* [To do]: Take every line from the material that has the word "text" in it.

* [Material for this exercise]:
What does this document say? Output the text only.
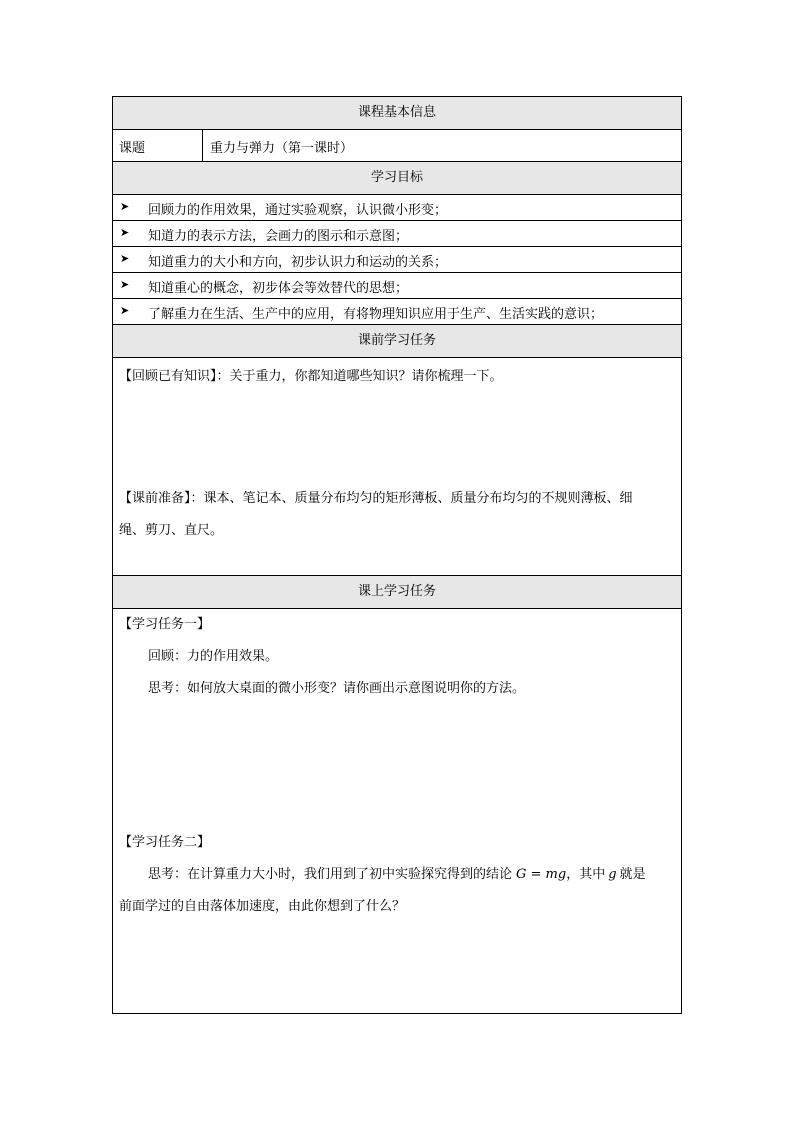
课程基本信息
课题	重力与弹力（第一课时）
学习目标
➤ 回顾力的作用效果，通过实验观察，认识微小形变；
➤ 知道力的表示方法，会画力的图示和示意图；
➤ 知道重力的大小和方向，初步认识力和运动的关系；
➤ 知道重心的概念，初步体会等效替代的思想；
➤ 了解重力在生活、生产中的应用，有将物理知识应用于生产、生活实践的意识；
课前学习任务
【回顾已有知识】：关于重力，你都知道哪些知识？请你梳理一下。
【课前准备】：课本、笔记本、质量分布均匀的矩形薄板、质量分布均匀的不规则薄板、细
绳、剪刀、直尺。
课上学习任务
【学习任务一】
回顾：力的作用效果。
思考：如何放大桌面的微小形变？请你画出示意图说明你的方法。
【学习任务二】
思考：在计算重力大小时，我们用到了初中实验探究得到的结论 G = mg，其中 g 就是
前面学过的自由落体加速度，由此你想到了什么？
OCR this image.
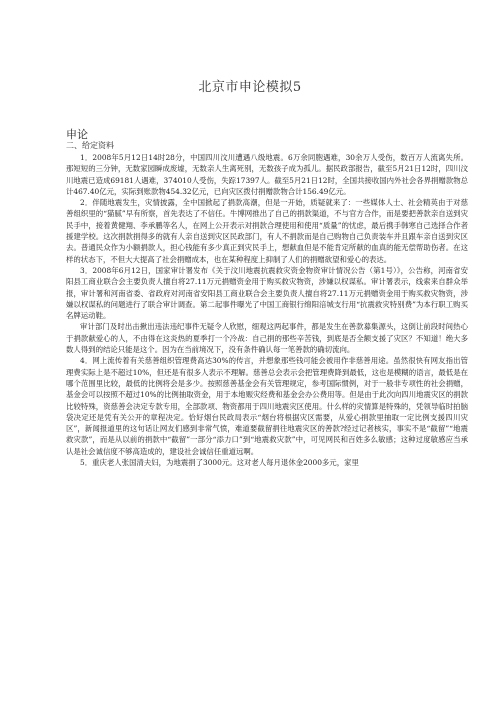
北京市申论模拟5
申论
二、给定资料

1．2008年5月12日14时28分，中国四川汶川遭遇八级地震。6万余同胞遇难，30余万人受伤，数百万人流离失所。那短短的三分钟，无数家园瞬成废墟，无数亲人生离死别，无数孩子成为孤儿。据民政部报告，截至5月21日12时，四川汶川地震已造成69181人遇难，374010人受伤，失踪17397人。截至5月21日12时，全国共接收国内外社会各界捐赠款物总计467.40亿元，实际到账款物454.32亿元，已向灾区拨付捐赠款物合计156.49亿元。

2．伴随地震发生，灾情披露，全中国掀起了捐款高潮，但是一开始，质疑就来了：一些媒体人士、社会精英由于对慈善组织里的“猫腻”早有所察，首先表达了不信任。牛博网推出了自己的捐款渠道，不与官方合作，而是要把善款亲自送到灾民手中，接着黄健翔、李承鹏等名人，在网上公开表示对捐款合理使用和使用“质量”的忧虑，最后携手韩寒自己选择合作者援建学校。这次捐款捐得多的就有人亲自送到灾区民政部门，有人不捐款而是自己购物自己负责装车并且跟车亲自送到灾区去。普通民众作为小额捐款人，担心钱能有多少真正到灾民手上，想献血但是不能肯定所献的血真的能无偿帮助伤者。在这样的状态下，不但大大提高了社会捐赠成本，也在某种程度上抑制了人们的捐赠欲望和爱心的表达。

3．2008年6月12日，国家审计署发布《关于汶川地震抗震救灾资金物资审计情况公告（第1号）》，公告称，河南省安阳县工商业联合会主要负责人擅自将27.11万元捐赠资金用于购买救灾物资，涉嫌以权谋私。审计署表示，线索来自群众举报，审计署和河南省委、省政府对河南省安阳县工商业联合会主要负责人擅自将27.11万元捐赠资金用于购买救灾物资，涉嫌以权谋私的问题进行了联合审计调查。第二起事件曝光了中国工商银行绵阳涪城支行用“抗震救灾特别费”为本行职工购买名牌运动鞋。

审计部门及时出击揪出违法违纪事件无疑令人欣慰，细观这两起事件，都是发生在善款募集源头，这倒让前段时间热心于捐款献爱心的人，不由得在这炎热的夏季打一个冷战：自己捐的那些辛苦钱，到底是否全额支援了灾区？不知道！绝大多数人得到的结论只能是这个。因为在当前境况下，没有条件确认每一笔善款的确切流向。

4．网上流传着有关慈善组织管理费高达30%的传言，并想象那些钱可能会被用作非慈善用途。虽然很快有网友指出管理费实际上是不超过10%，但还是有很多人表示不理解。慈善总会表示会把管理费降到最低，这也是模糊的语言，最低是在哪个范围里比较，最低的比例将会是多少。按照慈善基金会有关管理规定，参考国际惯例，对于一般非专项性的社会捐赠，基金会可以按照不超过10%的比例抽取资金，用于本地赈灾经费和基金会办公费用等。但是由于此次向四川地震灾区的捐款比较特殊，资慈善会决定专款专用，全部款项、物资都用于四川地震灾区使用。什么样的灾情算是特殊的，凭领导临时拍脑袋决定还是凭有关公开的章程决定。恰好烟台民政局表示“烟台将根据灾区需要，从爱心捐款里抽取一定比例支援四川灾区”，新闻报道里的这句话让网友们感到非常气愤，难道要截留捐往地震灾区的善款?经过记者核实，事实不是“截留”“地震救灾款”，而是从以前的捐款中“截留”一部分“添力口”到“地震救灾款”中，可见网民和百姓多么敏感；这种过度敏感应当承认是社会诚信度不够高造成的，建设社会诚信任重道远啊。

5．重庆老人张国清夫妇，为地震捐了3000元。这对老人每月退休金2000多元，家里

---

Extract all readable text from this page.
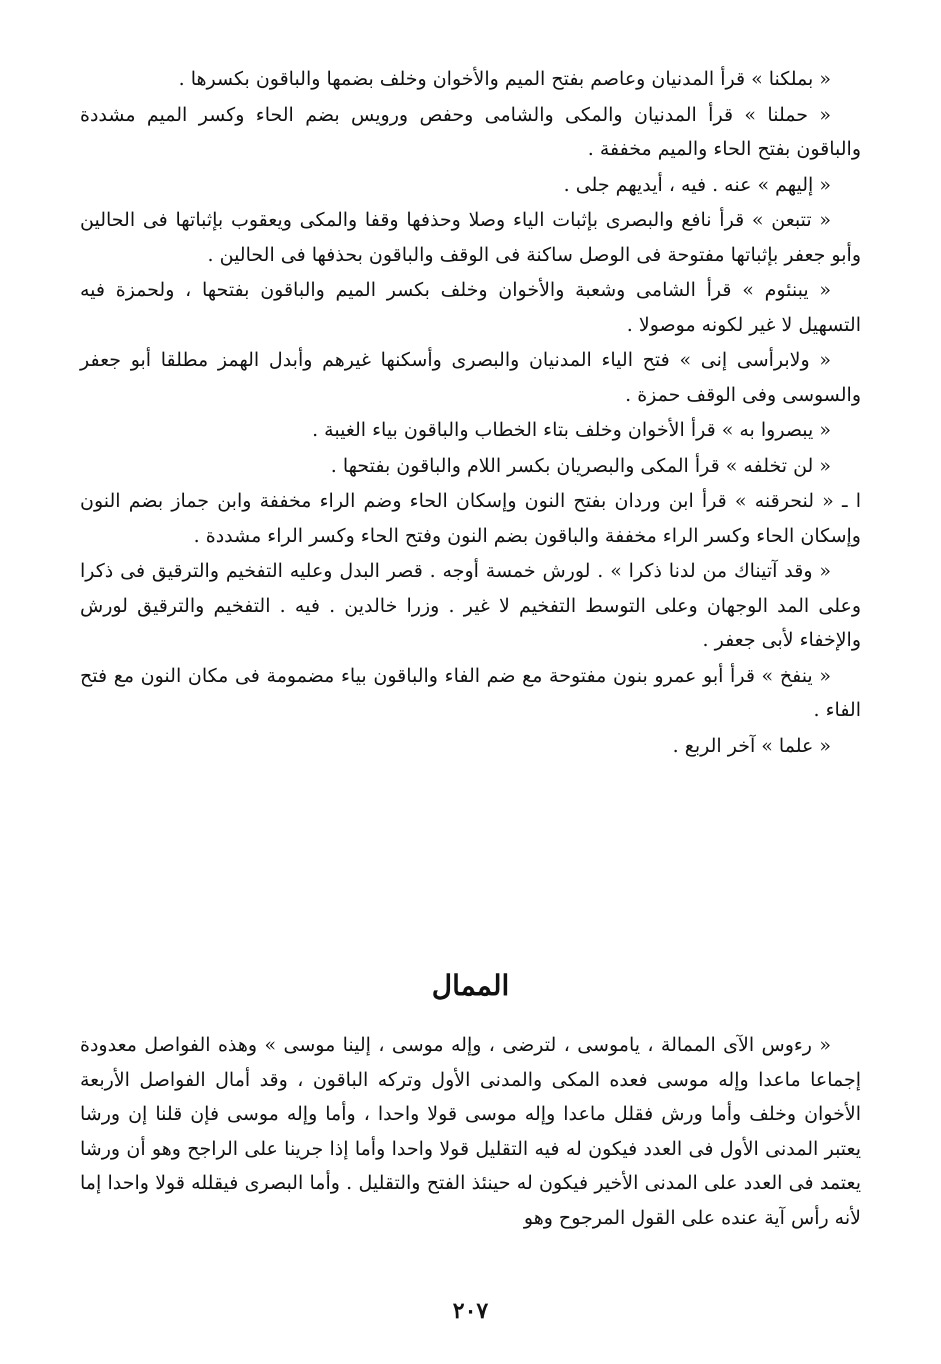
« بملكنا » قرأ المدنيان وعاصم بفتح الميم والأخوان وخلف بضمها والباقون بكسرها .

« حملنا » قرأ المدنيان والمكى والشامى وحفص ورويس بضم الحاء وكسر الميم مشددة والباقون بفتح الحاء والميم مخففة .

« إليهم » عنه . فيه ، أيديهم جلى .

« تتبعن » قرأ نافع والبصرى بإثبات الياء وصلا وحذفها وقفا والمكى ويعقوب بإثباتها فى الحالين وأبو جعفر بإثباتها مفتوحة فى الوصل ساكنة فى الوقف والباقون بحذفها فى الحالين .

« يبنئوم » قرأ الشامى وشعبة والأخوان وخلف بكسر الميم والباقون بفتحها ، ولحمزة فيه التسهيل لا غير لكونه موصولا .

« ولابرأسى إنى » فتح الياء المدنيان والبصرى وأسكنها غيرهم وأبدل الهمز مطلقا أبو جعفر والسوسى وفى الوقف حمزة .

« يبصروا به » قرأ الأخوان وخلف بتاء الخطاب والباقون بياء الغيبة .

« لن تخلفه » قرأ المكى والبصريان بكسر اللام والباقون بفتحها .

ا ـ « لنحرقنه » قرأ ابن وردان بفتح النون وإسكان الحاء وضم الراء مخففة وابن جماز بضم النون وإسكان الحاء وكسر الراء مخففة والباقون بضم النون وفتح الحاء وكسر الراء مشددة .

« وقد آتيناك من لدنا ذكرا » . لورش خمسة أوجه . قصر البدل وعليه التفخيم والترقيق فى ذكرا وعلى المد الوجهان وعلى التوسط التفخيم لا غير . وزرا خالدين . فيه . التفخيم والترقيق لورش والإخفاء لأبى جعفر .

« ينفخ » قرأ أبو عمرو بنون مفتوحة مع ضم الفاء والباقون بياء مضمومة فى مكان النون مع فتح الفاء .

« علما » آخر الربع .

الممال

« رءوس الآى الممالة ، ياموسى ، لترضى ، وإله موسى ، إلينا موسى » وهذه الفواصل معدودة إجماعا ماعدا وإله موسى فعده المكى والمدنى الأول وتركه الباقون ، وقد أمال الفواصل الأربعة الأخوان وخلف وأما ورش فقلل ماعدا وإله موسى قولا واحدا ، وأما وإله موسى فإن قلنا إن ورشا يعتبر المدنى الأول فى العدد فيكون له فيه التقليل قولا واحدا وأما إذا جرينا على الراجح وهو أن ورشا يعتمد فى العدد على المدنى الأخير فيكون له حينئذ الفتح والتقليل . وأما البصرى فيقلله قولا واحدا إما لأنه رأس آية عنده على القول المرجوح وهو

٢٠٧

* [Response to the exercise]:
What does this document say? Output the text only.
Extract all readable text from this page.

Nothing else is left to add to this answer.